**PROVIDED INFORMATION:**

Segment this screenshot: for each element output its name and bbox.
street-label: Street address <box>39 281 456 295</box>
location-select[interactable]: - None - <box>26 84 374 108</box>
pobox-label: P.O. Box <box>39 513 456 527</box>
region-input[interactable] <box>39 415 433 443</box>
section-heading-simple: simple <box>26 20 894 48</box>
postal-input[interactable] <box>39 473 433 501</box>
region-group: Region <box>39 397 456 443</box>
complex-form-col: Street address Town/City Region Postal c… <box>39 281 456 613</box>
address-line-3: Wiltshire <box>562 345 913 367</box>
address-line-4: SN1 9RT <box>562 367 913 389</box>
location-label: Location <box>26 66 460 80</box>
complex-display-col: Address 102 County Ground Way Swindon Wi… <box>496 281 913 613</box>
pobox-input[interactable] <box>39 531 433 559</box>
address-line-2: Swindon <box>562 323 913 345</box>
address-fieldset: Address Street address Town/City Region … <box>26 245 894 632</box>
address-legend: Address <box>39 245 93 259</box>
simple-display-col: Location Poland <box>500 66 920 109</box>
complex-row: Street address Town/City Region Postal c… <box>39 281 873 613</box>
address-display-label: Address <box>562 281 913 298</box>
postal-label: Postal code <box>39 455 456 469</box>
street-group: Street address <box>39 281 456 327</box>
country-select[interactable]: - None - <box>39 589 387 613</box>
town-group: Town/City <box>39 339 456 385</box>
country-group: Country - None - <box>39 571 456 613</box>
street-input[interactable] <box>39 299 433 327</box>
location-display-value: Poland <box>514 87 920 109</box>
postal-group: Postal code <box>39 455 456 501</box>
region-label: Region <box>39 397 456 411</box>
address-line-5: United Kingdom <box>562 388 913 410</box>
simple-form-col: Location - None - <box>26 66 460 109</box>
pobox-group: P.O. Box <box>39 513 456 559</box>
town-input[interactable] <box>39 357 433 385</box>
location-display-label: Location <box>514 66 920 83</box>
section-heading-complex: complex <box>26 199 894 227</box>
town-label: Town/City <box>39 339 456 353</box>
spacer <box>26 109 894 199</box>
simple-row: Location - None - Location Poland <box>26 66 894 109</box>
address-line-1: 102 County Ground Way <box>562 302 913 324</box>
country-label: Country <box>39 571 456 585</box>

**SET PROBLEM:**
Please rewrite the listing above as a numbered list, from its first line through the line containing "complex-display-col: Address 102", leaving out any blank lines.

**THE SOLUTION:**
1. Segment this screenshot: for each element output its name and bbox.
2. street-label: Street address <box>39 281 456 295</box>
3. location-select[interactable]: - None - <box>26 84 374 108</box>
4. pobox-label: P.O. Box <box>39 513 456 527</box>
5. region-input[interactable] <box>39 415 433 443</box>
6. section-heading-simple: simple <box>26 20 894 48</box>
7. postal-input[interactable] <box>39 473 433 501</box>
8. region-group: Region <box>39 397 456 443</box>
9. complex-form-col: Street address Town/City Region Postal c… <box>39 281 456 613</box>
10. address-line-3: Wiltshire <box>562 345 913 367</box>
11. address-line-4: SN1 9RT <box>562 367 913 389</box>
12. location-label: Location <box>26 66 460 80</box>
13. complex-display-col: Address 102 County Ground Way Swindon Wi… <box>496 281 913 613</box>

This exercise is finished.